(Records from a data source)
* Begin *

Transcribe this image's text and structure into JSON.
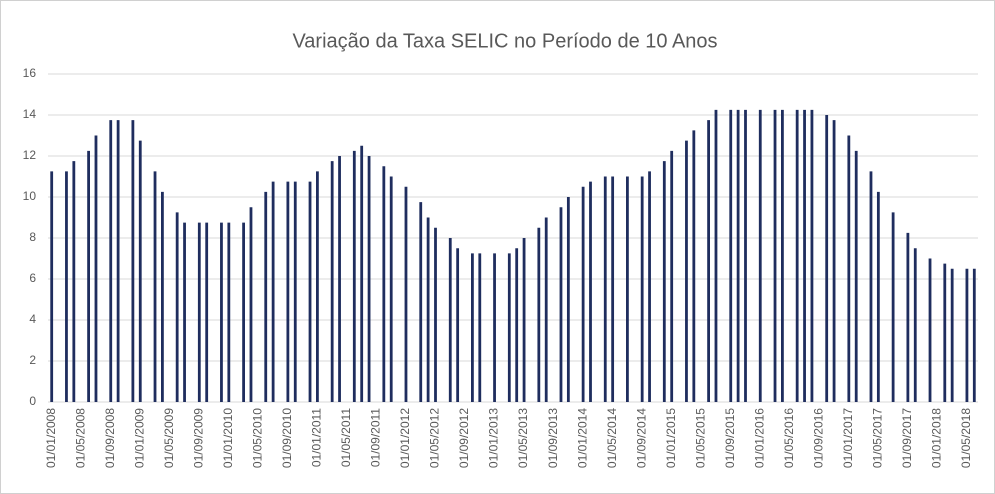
{
  "chart_data": {
    "type": "bar",
    "title": "Variação da Taxa SELIC no Período de 10 Anos",
    "categories": [
      "01/01/2008",
      null,
      null,
      null,
      "01/05/2008",
      null,
      null,
      null,
      "01/09/2008",
      null,
      null,
      null,
      "01/01/2009",
      null,
      null,
      null,
      "01/05/2009",
      null,
      null,
      null,
      "01/09/2009",
      null,
      null,
      null,
      "01/01/2010",
      null,
      null,
      null,
      "01/05/2010",
      null,
      null,
      null,
      "01/09/2010",
      null,
      null,
      null,
      "01/01/2011",
      null,
      null,
      null,
      "01/05/2011",
      null,
      null,
      null,
      "01/09/2011",
      null,
      null,
      null,
      "01/01/2012",
      null,
      null,
      null,
      "01/05/2012",
      null,
      null,
      null,
      "01/09/2012",
      null,
      null,
      null,
      "01/01/2013",
      null,
      null,
      null,
      "01/05/2013",
      null,
      null,
      null,
      "01/09/2013",
      null,
      null,
      null,
      "01/01/2014",
      null,
      null,
      null,
      "01/05/2014",
      null,
      null,
      null,
      "01/09/2014",
      null,
      null,
      null,
      "01/01/2015",
      null,
      null,
      null,
      "01/05/2015",
      null,
      null,
      null,
      "01/09/2015",
      null,
      null,
      null,
      "01/01/2016",
      null,
      null,
      null,
      "01/05/2016",
      null,
      null,
      null,
      "01/09/2016",
      null,
      null,
      null,
      "01/01/2017",
      null,
      null,
      null,
      "01/05/2017",
      null,
      null,
      null,
      "01/09/2017",
      null,
      null,
      null,
      "01/01/2018",
      null,
      null,
      null,
      "01/05/2018",
      null
    ],
    "values": [
      11.25,
      null,
      11.25,
      11.75,
      null,
      12.25,
      13,
      null,
      13.75,
      13.75,
      null,
      13.75,
      12.75,
      null,
      11.25,
      10.25,
      null,
      9.25,
      8.75,
      null,
      8.75,
      8.75,
      null,
      8.75,
      8.75,
      null,
      8.75,
      9.5,
      null,
      10.25,
      10.75,
      null,
      10.75,
      10.75,
      null,
      10.75,
      11.25,
      null,
      11.75,
      12,
      null,
      12.25,
      12.5,
      12,
      null,
      11.5,
      11,
      null,
      10.5,
      null,
      9.75,
      9,
      8.5,
      null,
      8,
      7.5,
      null,
      7.25,
      7.25,
      null,
      7.25,
      null,
      7.25,
      7.5,
      8,
      null,
      8.5,
      9,
      null,
      9.5,
      10,
      null,
      10.5,
      10.75,
      null,
      11,
      11,
      null,
      11,
      null,
      11,
      11.25,
      null,
      11.75,
      12.25,
      null,
      12.75,
      13.25,
      null,
      13.75,
      14.25,
      null,
      14.25,
      14.25,
      14.25,
      null,
      14.25,
      null,
      14.25,
      14.25,
      null,
      14.25,
      14.25,
      14.25,
      null,
      14,
      13.75,
      null,
      13,
      12.25,
      null,
      11.25,
      10.25,
      null,
      9.25,
      null,
      8.25,
      7.5,
      null,
      7,
      null,
      6.75,
      6.5,
      null,
      6.5,
      6.5
    ],
    "color": "#1f2d5e",
    "ylim": [
      0,
      16
    ],
    "yticks": [
      0,
      2,
      4,
      6,
      8,
      10,
      12,
      14,
      16
    ],
    "grid": true
  }
}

* End *

Request:
Take the data above and repeat it exactly, leaving each picture out.

Written solution:
Transcribe this image's text and structure into JSON.
{
  "chart_data": {
    "type": "bar",
    "title": "Variação da Taxa SELIC no Período de 10 Anos",
    "categories": [
      "01/01/2008",
      null,
      null,
      null,
      "01/05/2008",
      null,
      null,
      null,
      "01/09/2008",
      null,
      null,
      null,
      "01/01/2009",
      null,
      null,
      null,
      "01/05/2009",
      null,
      null,
      null,
      "01/09/2009",
      null,
      null,
      null,
      "01/01/2010",
      null,
      null,
      null,
      "01/05/2010",
      null,
      null,
      null,
      "01/09/2010",
      null,
      null,
      null,
      "01/01/2011",
      null,
      null,
      null,
      "01/05/2011",
      null,
      null,
      null,
      "01/09/2011",
      null,
      null,
      null,
      "01/01/2012",
      null,
      null,
      null,
      "01/05/2012",
      null,
      null,
      null,
      "01/09/2012",
      null,
      null,
      null,
      "01/01/2013",
      null,
      null,
      null,
      "01/05/2013",
      null,
      null,
      null,
      "01/09/2013",
      null,
      null,
      null,
      "01/01/2014",
      null,
      null,
      null,
      "01/05/2014",
      null,
      null,
      null,
      "01/09/2014",
      null,
      null,
      null,
      "01/01/2015",
      null,
      null,
      null,
      "01/05/2015",
      null,
      null,
      null,
      "01/09/2015",
      null,
      null,
      null,
      "01/01/2016",
      null,
      null,
      null,
      "01/05/2016",
      null,
      null,
      null,
      "01/09/2016",
      null,
      null,
      null,
      "01/01/2017",
      null,
      null,
      null,
      "01/05/2017",
      null,
      null,
      null,
      "01/09/2017",
      null,
      null,
      null,
      "01/01/2018",
      null,
      null,
      null,
      "01/05/2018",
      null
    ],
    "values": [
      11.25,
      null,
      11.25,
      11.75,
      null,
      12.25,
      13,
      null,
      13.75,
      13.75,
      null,
      13.75,
      12.75,
      null,
      11.25,
      10.25,
      null,
      9.25,
      8.75,
      null,
      8.75,
      8.75,
      null,
      8.75,
      8.75,
      null,
      8.75,
      9.5,
      null,
      10.25,
      10.75,
      null,
      10.75,
      10.75,
      null,
      10.75,
      11.25,
      null,
      11.75,
      12,
      null,
      12.25,
      12.5,
      12,
      null,
      11.5,
      11,
      null,
      10.5,
      null,
      9.75,
      9,
      8.5,
      null,
      8,
      7.5,
      null,
      7.25,
      7.25,
      null,
      7.25,
      null,
      7.25,
      7.5,
      8,
      null,
      8.5,
      9,
      null,
      9.5,
      10,
      null,
      10.5,
      10.75,
      null,
      11,
      11,
      null,
      11,
      null,
      11,
      11.25,
      null,
      11.75,
      12.25,
      null,
      12.75,
      13.25,
      null,
      13.75,
      14.25,
      null,
      14.25,
      14.25,
      14.25,
      null,
      14.25,
      null,
      14.25,
      14.25,
      null,
      14.25,
      14.25,
      14.25,
      null,
      14,
      13.75,
      null,
      13,
      12.25,
      null,
      11.25,
      10.25,
      null,
      9.25,
      null,
      8.25,
      7.5,
      null,
      7,
      null,
      6.75,
      6.5,
      null,
      6.5,
      6.5
    ],
    "color": "#1f2d5e",
    "ylim": [
      0,
      16
    ],
    "yticks": [
      0,
      2,
      4,
      6,
      8,
      10,
      12,
      14,
      16
    ],
    "grid": true
  }
}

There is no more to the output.